[Stored records]
^^^^^^^^

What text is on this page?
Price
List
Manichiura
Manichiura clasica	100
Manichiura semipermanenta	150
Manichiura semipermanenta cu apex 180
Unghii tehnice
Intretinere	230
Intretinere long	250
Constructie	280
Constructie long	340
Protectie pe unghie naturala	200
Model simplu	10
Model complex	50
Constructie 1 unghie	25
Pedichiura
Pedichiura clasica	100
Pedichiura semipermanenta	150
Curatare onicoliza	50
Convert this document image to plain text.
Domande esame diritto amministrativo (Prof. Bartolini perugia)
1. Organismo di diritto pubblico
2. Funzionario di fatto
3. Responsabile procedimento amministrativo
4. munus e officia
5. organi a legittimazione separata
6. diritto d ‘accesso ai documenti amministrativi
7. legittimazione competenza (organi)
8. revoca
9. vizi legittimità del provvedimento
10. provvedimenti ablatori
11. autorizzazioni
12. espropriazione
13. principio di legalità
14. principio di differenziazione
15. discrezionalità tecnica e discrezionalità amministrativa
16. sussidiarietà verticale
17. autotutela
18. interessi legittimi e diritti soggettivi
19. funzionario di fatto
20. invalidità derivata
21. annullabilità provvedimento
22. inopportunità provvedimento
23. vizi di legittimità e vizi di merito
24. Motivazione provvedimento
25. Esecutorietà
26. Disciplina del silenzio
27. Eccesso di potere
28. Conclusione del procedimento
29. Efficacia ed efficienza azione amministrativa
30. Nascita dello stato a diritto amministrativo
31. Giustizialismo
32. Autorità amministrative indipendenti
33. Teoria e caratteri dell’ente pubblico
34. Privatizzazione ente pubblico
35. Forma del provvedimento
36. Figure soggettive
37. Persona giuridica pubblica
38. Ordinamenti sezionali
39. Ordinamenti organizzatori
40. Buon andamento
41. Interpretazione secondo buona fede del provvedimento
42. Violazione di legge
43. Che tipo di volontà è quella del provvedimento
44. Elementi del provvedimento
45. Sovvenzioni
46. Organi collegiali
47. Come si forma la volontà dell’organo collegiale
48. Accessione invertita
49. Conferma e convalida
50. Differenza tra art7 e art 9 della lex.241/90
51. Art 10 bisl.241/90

^^^^^^^^

[Exercise description]
Print all of the entries again, exactly as written.

[Correct result]
What text is on this page?
Price
List
Manichiura
Manichiura clasica	100
Manichiura semipermanenta	150
Manichiura semipermanenta cu apex 180
Unghii tehnice
Intretinere	230
Intretinere long	250
Constructie	280
Constructie long	340
Protectie pe unghie naturala	200
Model simplu	10
Model complex	50
Constructie 1 unghie	25
Pedichiura
Pedichiura clasica	100
Pedichiura semipermanenta	150
Curatare onicoliza	50
Convert this document image to plain text.
Domande esame diritto amministrativo (Prof. Bartolini perugia)
1. Organismo di diritto pubblico
2. Funzionario di fatto
3. Responsabile procedimento amministrativo
4. munus e officia
5. organi a legittimazione separata
6. diritto d ‘accesso ai documenti amministrativi
7. legittimazione competenza (organi)
8. revoca
9. vizi legittimità del provvedimento
10. provvedimenti ablatori
11. autorizzazioni
12. espropriazione
13. principio di legalità
14. principio di differenziazione
15. discrezionalità tecnica e discrezionalità amministrativa
16. sussidiarietà verticale
17. autotutela
18. interessi legittimi e diritti soggettivi
19. funzionario di fatto
20. invalidità derivata
21. annullabilità provvedimento
22. inopportunità provvedimento
23. vizi di legittimità e vizi di merito
24. Motivazione provvedimento
25. Esecutorietà
26. Disciplina del silenzio
27. Eccesso di potere
28. Conclusione del procedimento
29. Efficacia ed efficienza azione amministrativa
30. Nascita dello stato a diritto amministrativo
31. Giustizialismo
32. Autorità amministrative indipendenti
33. Teoria e caratteri dell’ente pubblico
34. Privatizzazione ente pubblico
35. Forma del provvedimento
36. Figure soggettive
37. Persona giuridica pubblica
38. Ordinamenti sezionali
39. Ordinamenti organizzatori
40. Buon andamento
41. Interpretazione secondo buona fede del provvedimento
42. Violazione di legge
43. Che tipo di volontà è quella del provvedimento
44. Elementi del provvedimento
45. Sovvenzioni
46. Organi collegiali
47. Come si forma la volontà dell’organo collegiale
48. Accessione invertita
49. Conferma e convalida
50. Differenza tra art7 e art 9 della lex.241/90
51. Art 10 bisl.241/90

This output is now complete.